Excerpt section start
LockBit has been busy: in just the past month, it has claimed to have compromised 40 organisations, from a private school in Malaysia to a dental group in Sydney, helping it take the mantle of the most prolific ransomware gang in the world.
The group has already hit the City of London, ensnaring Kingfisher Insurance in October 2022.
But Royal Mail is its biggest target so far: a crucial part of the UK’s critical infrastructure that was suddenly left unable to send mail outside the British Isles.
As the UK’s Royal Mail grappled with the fallout of the ransomware attack, a purported member of the LockBit hacking group stepped forward to take credit for the mayhem.
The spotlight — both from rival hacking gangs and UK authorities — was finally on LockBit.
“Guys, you can calm down,” said the anonymous post, as it revealed that a LockBit affiliate was behind the attack, made in a private forum and shared with the Financial Times by a security researcher.
Excerpt section end
# [What you need to do]
Quote the passage on the LockBit ransomware gang word for word, beginning at the words "The group has" and stopping after the words "finally on LockBit.".
Source data section start
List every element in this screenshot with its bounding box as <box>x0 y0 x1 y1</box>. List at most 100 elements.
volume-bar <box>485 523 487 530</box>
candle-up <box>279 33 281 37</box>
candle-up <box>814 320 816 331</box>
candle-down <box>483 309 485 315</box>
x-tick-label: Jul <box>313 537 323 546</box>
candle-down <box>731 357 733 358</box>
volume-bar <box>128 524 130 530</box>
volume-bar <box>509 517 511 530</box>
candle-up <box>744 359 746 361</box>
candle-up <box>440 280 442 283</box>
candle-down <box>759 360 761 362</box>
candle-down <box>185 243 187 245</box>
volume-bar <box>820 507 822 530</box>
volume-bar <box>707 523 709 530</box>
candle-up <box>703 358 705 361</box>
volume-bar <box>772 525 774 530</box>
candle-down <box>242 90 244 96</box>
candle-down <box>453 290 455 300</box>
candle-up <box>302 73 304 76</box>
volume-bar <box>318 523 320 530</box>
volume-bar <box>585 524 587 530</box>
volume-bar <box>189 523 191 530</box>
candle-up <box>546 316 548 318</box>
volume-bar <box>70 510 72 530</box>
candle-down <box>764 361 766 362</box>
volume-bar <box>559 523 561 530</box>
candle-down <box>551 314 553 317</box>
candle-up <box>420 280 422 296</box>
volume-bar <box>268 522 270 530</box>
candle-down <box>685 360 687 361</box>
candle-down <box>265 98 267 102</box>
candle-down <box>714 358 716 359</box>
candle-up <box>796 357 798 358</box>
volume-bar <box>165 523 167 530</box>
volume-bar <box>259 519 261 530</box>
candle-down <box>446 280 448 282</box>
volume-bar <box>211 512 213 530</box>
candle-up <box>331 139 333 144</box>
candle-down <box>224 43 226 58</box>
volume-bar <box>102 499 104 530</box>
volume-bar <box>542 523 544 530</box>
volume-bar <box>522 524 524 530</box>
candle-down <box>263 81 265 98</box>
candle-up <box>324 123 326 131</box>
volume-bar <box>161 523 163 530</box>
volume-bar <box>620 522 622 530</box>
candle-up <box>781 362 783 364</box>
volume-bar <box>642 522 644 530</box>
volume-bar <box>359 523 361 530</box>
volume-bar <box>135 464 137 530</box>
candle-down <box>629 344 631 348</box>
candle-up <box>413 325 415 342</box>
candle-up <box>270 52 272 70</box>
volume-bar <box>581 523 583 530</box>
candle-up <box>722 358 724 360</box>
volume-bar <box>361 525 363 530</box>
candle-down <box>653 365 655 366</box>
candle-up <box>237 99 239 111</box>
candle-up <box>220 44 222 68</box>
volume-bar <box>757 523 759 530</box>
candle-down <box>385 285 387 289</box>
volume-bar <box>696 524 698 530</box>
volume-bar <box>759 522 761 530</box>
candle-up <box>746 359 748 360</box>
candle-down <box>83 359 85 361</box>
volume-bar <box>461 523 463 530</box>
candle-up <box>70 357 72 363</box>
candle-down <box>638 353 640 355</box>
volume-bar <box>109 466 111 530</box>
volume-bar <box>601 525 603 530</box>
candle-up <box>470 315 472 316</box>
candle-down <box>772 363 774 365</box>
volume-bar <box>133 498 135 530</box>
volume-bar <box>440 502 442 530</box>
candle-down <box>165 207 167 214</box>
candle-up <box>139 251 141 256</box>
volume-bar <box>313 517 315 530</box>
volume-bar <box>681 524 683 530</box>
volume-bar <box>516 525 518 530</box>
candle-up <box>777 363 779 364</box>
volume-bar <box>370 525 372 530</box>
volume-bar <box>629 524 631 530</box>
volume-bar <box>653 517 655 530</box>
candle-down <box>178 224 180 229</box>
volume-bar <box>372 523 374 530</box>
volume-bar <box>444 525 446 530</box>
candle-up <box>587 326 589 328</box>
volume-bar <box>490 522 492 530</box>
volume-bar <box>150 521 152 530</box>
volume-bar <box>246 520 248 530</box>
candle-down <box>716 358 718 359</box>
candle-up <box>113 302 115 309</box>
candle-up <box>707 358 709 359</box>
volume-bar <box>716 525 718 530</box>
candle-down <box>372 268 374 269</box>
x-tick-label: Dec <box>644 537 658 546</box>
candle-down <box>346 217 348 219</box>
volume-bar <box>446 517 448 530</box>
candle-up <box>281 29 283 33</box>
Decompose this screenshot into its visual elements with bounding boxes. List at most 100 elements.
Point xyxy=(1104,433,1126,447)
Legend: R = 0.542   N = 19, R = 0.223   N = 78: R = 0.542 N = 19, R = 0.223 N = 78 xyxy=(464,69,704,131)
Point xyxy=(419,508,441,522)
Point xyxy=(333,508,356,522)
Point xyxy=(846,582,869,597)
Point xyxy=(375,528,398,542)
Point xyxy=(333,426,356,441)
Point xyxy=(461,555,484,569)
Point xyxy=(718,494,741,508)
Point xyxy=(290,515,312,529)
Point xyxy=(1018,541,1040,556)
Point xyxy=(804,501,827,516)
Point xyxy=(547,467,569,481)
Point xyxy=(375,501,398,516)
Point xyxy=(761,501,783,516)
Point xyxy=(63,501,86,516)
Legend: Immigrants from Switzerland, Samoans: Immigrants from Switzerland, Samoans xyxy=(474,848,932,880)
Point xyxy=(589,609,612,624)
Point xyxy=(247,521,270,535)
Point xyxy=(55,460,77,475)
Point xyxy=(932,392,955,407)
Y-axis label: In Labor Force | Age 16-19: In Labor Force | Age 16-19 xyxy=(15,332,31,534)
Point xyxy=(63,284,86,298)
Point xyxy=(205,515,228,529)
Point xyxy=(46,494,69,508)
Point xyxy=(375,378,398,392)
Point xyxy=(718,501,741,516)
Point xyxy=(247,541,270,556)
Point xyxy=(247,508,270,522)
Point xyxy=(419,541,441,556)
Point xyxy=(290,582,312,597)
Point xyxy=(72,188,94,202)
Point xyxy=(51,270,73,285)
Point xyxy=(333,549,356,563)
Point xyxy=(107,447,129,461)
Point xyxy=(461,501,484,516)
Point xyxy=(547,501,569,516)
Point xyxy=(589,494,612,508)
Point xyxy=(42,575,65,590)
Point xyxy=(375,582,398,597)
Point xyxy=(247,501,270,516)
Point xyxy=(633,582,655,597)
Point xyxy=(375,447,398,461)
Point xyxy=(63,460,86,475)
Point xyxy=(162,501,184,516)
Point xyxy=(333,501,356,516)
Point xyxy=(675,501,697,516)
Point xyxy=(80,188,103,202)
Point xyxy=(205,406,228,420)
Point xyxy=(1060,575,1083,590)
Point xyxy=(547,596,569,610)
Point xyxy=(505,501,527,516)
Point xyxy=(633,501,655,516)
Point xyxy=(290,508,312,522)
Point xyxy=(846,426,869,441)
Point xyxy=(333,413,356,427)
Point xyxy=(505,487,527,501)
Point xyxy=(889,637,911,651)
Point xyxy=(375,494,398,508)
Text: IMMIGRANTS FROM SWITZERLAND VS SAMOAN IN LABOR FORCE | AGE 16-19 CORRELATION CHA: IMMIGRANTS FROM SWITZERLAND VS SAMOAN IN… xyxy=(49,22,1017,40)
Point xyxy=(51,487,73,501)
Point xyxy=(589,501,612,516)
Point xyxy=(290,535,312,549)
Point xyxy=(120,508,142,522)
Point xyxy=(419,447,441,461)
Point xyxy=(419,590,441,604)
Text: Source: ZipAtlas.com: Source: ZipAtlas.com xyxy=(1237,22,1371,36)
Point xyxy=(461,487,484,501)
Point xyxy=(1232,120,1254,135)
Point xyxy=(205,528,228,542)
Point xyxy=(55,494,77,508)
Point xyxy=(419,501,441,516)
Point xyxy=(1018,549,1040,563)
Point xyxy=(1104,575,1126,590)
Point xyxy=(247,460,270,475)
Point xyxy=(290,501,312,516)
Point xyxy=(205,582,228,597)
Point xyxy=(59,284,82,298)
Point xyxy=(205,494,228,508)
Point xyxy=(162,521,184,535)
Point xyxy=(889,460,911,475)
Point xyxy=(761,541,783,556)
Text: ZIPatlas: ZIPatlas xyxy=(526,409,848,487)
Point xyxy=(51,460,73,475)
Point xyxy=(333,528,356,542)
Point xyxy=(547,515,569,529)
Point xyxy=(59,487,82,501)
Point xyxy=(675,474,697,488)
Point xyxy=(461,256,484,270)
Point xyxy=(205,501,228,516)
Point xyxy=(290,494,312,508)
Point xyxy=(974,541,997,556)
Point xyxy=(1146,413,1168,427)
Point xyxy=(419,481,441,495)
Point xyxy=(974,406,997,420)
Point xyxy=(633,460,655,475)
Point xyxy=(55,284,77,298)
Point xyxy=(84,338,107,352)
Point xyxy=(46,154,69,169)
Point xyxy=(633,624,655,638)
Source data section end
# [Expected answer]
The group has already hit the City of London, ensnaring Kingfisher Insurance in October 2022.
But Royal Mail is its biggest target so far: a crucial part of the UK’s critical infrastructure that was suddenly left unable to send mail outside the British Isles.
As the UK’s Royal Mail grappled with the fallout of the ransomware attack, a purported member of the LockBit hacking group stepped forward to take credit for the mayhem.
The spotlight — both from rival hacking gangs and UK authorities — was finally on LockBit.